Brief: Output the material beneath exactly, leaving nothing out.

Provided entries:
--
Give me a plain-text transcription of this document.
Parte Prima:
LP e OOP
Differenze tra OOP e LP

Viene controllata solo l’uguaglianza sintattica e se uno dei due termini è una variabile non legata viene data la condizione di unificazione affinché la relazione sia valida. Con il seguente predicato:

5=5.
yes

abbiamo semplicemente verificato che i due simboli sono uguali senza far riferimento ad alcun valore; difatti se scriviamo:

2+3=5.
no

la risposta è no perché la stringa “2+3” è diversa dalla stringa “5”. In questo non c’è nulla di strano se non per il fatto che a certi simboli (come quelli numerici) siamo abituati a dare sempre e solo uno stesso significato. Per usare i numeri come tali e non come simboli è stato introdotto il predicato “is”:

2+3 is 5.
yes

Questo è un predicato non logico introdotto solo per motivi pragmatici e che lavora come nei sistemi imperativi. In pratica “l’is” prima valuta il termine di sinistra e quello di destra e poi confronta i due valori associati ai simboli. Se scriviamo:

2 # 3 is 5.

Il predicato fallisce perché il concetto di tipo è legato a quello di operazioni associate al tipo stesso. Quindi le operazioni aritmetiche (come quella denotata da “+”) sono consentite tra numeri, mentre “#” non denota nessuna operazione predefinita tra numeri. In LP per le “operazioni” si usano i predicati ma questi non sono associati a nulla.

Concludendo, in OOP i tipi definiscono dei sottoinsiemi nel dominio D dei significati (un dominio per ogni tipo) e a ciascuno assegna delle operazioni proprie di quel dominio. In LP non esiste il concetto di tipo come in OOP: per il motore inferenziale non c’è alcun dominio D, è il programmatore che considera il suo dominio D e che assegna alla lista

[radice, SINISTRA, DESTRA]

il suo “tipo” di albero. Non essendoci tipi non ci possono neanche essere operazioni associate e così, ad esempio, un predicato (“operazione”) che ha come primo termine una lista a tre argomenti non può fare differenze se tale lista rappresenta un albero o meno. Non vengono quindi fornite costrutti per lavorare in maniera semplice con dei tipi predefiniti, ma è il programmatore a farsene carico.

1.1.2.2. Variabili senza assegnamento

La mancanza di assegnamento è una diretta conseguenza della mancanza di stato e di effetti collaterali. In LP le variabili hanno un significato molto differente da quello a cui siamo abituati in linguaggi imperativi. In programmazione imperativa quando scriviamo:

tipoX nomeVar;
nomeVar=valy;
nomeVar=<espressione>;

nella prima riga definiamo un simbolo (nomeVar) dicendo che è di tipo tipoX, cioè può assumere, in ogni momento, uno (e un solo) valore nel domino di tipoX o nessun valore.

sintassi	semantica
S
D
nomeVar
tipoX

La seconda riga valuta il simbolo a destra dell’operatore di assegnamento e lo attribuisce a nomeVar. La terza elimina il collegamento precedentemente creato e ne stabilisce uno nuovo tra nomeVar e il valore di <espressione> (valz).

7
--
Task response:
Give me a plain-text transcription of this document.
Parte Prima:
LP e OOP
Differenze tra OOP e LP

Viene controllata solo l’uguaglianza sintattica e se uno dei due termini è una variabile non legata viene data la condizione di unificazione affinché la relazione sia valida. Con il seguente predicato:

5=5.
yes

abbiamo semplicemente verificato che i due simboli sono uguali senza far riferimento ad alcun valore; difatti se scriviamo:

2+3=5.
no

la risposta è no perché la stringa “2+3” è diversa dalla stringa “5”. In questo non c’è nulla di strano se non per il fatto che a certi simboli (come quelli numerici) siamo abituati a dare sempre e solo uno stesso significato. Per usare i numeri come tali e non come simboli è stato introdotto il predicato “is”:

2+3 is 5.
yes

Questo è un predicato non logico introdotto solo per motivi pragmatici e che lavora come nei sistemi imperativi. In pratica “l’is” prima valuta il termine di sinistra e quello di destra e poi confronta i due valori associati ai simboli. Se scriviamo:

2 # 3 is 5.

Il predicato fallisce perché il concetto di tipo è legato a quello di operazioni associate al tipo stesso. Quindi le operazioni aritmetiche (come quella denotata da “+”) sono consentite tra numeri, mentre “#” non denota nessuna operazione predefinita tra numeri. In LP per le “operazioni” si usano i predicati ma questi non sono associati a nulla.

Concludendo, in OOP i tipi definiscono dei sottoinsiemi nel dominio D dei significati (un dominio per ogni tipo) e a ciascuno assegna delle operazioni proprie di quel dominio. In LP non esiste il concetto di tipo come in OOP: per il motore inferenziale non c’è alcun dominio D, è il programmatore che considera il suo dominio D e che assegna alla lista

[radice, SINISTRA, DESTRA]

il suo “tipo” di albero. Non essendoci tipi non ci possono neanche essere operazioni associate e così, ad esempio, un predicato (“operazione”) che ha come primo termine una lista a tre argomenti non può fare differenze se tale lista rappresenta un albero o meno. Non vengono quindi fornite costrutti per lavorare in maniera semplice con dei tipi predefiniti, ma è il programmatore a farsene carico.

1.1.2.2. Variabili senza assegnamento

La mancanza di assegnamento è una diretta conseguenza della mancanza di stato e di effetti collaterali. In LP le variabili hanno un significato molto differente da quello a cui siamo abituati in linguaggi imperativi. In programmazione imperativa quando scriviamo:

tipoX nomeVar;
nomeVar=valy;
nomeVar=<espressione>;

nella prima riga definiamo un simbolo (nomeVar) dicendo che è di tipo tipoX, cioè può assumere, in ogni momento, uno (e un solo) valore nel domino di tipoX o nessun valore.

sintassi	semantica
S
D
nomeVar
tipoX

La seconda riga valuta il simbolo a destra dell’operatore di assegnamento e lo attribuisce a nomeVar. La terza elimina il collegamento precedentemente creato e ne stabilisce uno nuovo tra nomeVar e il valore di <espressione> (valz).

7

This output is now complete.